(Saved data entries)
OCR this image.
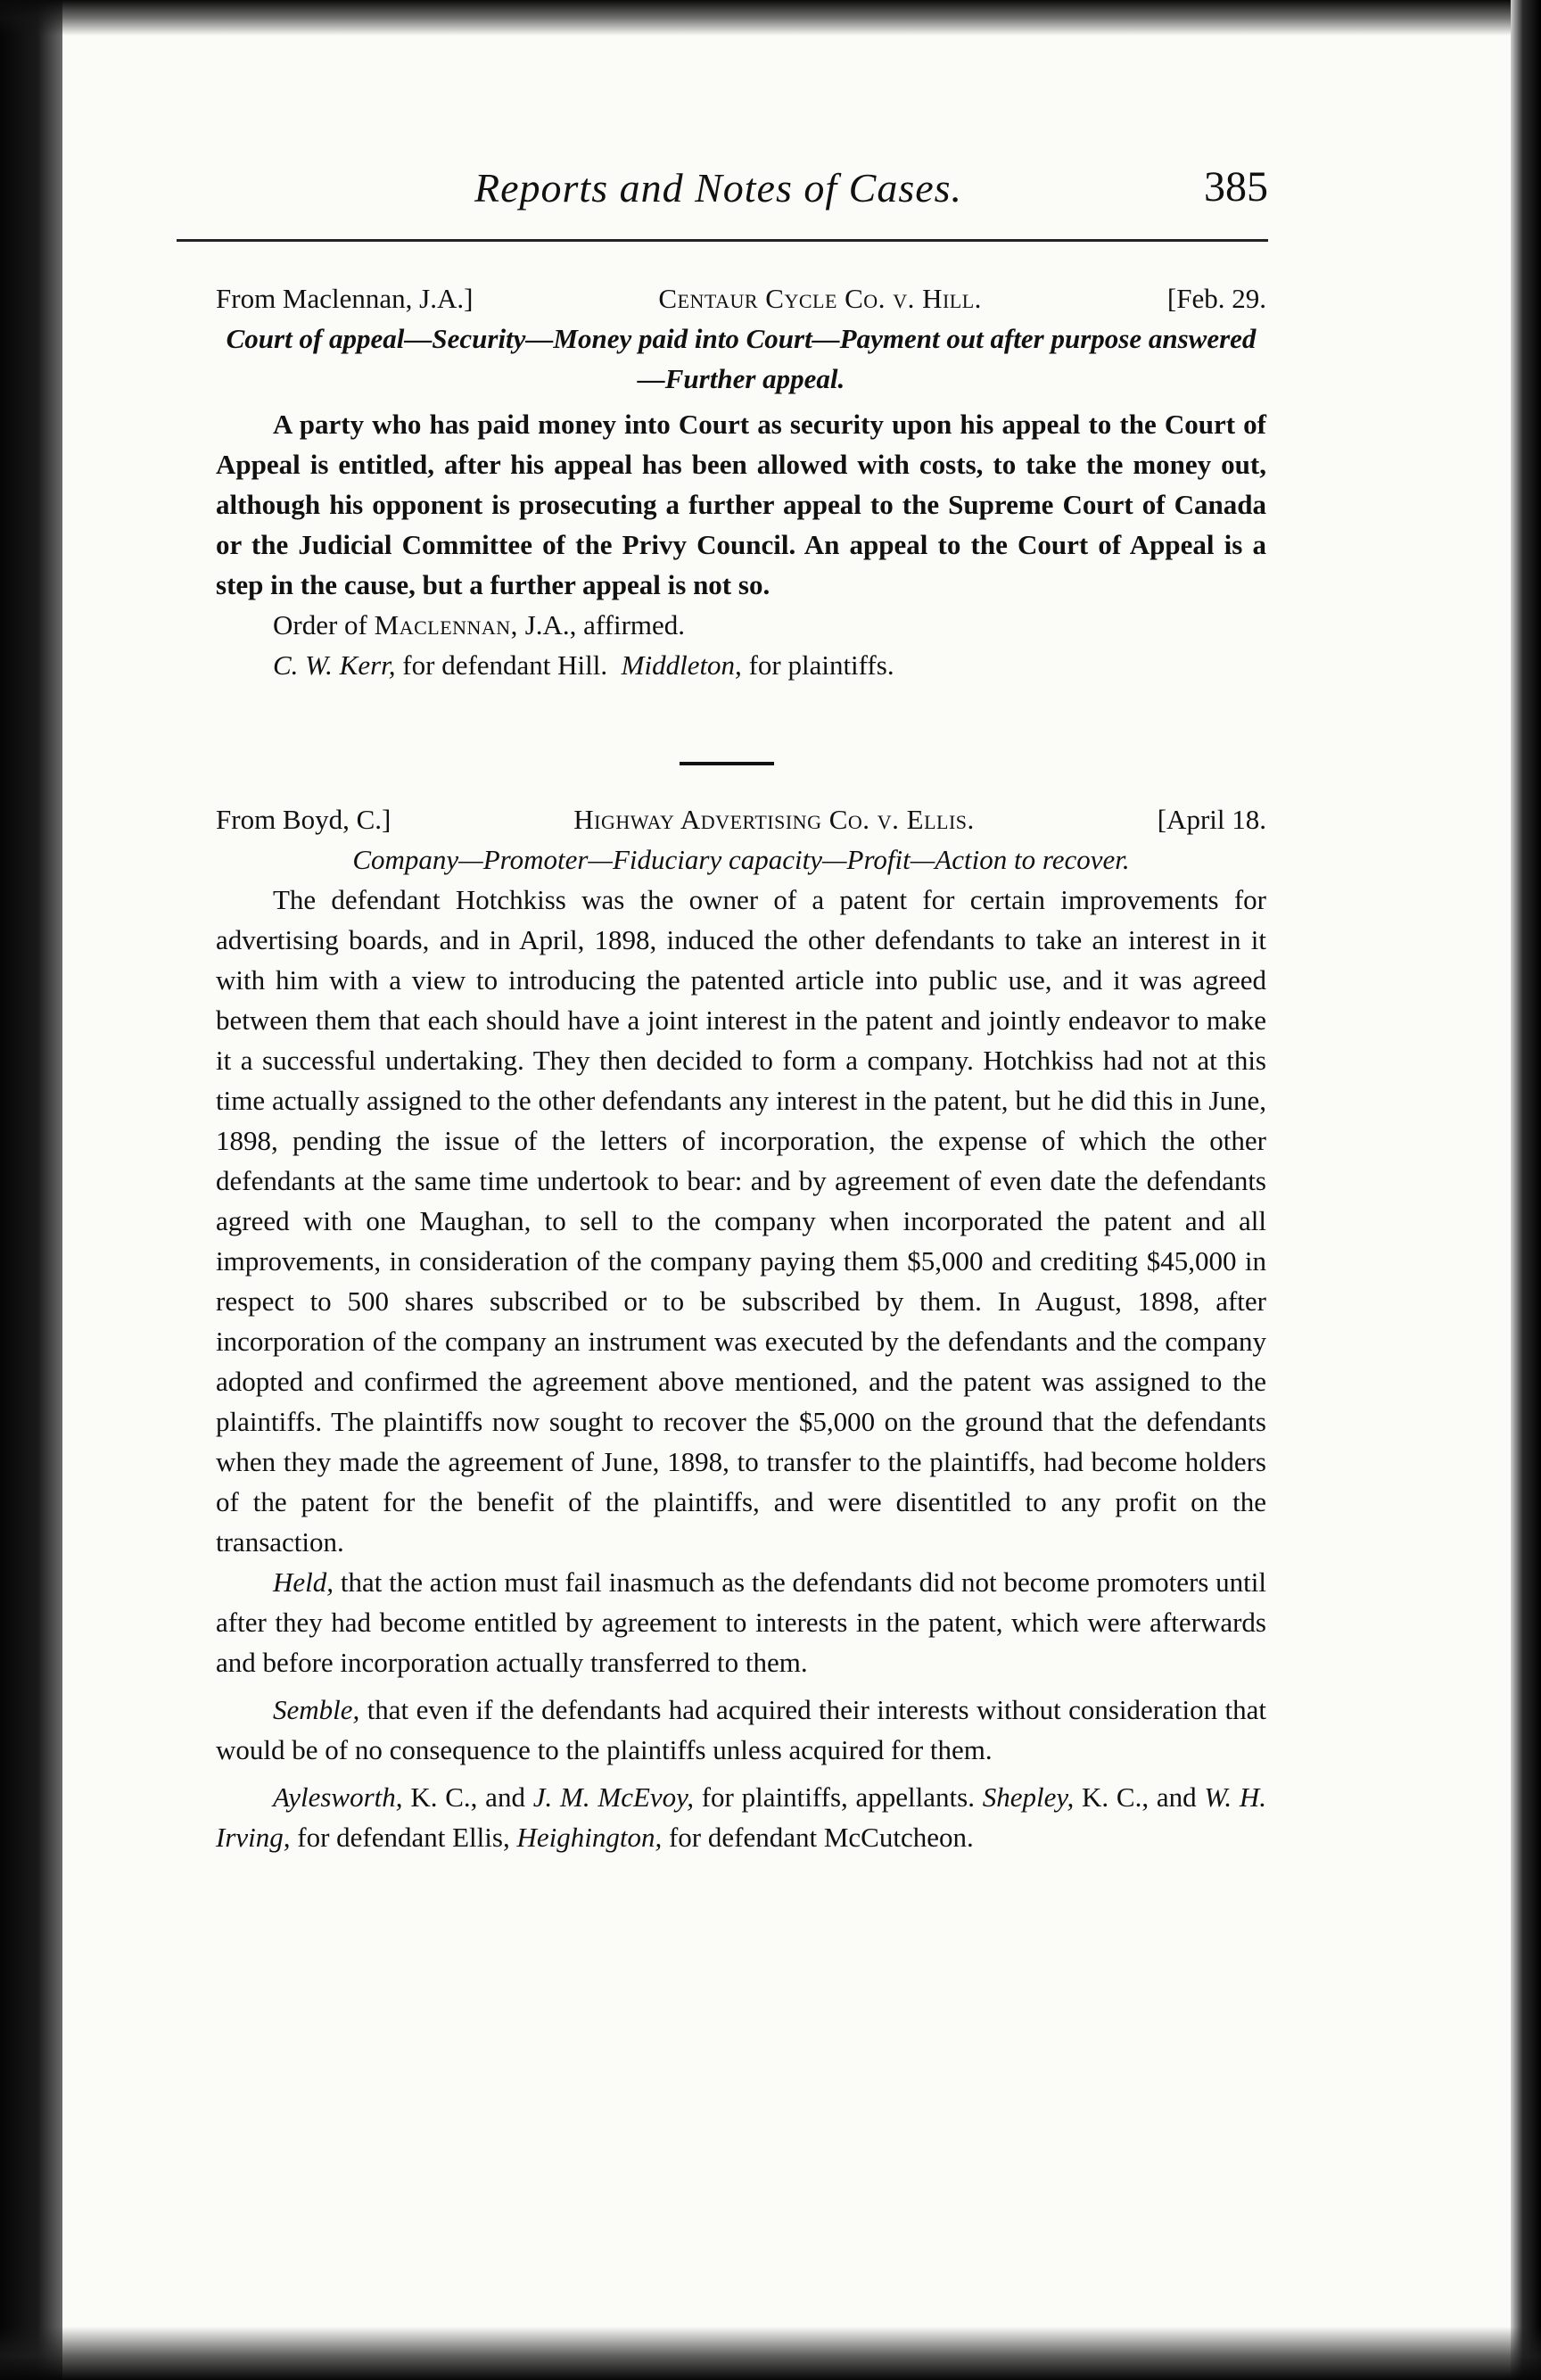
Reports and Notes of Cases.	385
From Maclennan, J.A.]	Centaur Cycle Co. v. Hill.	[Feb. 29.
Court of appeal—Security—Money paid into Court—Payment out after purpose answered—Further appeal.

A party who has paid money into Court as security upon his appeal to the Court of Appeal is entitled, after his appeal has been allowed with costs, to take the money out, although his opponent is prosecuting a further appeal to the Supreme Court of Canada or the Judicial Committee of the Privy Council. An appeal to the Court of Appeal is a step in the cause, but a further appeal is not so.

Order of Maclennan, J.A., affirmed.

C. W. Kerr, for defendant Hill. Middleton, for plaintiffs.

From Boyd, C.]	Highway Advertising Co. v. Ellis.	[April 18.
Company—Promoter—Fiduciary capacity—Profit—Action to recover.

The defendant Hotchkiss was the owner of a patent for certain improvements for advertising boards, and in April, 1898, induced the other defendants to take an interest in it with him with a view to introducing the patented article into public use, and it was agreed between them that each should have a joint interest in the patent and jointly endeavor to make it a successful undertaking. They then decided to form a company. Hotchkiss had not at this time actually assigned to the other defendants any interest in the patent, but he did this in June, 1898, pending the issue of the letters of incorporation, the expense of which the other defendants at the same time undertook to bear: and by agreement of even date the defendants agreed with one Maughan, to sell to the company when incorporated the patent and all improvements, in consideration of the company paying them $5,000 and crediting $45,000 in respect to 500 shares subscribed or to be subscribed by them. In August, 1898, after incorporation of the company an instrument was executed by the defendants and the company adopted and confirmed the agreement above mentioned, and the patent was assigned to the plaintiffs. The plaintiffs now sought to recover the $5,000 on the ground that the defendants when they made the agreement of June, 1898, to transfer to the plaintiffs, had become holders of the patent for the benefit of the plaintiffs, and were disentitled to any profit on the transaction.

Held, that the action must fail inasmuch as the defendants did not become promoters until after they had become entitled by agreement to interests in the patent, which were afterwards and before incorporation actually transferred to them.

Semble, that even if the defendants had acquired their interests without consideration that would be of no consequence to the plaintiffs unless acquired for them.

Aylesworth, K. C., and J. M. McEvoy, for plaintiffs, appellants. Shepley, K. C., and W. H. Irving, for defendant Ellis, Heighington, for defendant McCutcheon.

#### Written task:
Print all the records again exactly; do not include any picture.

#### Response:
OCR this image.
Reports and Notes of Cases.	385
From Maclennan, J.A.]	Centaur Cycle Co. v. Hill.	[Feb. 29.
Court of appeal—Security—Money paid into Court—Payment out after purpose answered—Further appeal.

A party who has paid money into Court as security upon his appeal to the Court of Appeal is entitled, after his appeal has been allowed with costs, to take the money out, although his opponent is prosecuting a further appeal to the Supreme Court of Canada or the Judicial Committee of the Privy Council. An appeal to the Court of Appeal is a step in the cause, but a further appeal is not so.

Order of Maclennan, J.A., affirmed.

C. W. Kerr, for defendant Hill. Middleton, for plaintiffs.

From Boyd, C.]	Highway Advertising Co. v. Ellis.	[April 18.
Company—Promoter—Fiduciary capacity—Profit—Action to recover.

The defendant Hotchkiss was the owner of a patent for certain improvements for advertising boards, and in April, 1898, induced the other defendants to take an interest in it with him with a view to introducing the patented article into public use, and it was agreed between them that each should have a joint interest in the patent and jointly endeavor to make it a successful undertaking. They then decided to form a company. Hotchkiss had not at this time actually assigned to the other defendants any interest in the patent, but he did this in June, 1898, pending the issue of the letters of incorporation, the expense of which the other defendants at the same time undertook to bear: and by agreement of even date the defendants agreed with one Maughan, to sell to the company when incorporated the patent and all improvements, in consideration of the company paying them $5,000 and crediting $45,000 in respect to 500 shares subscribed or to be subscribed by them. In August, 1898, after incorporation of the company an instrument was executed by the defendants and the company adopted and confirmed the agreement above mentioned, and the patent was assigned to the plaintiffs. The plaintiffs now sought to recover the $5,000 on the ground that the defendants when they made the agreement of June, 1898, to transfer to the plaintiffs, had become holders of the patent for the benefit of the plaintiffs, and were disentitled to any profit on the transaction.

Held, that the action must fail inasmuch as the defendants did not become promoters until after they had become entitled by agreement to interests in the patent, which were afterwards and before incorporation actually transferred to them.

Semble, that even if the defendants had acquired their interests without consideration that would be of no consequence to the plaintiffs unless acquired for them.

Aylesworth, K. C., and J. M. McEvoy, for plaintiffs, appellants. Shepley, K. C., and W. H. Irving, for defendant Ellis, Heighington, for defendant McCutcheon.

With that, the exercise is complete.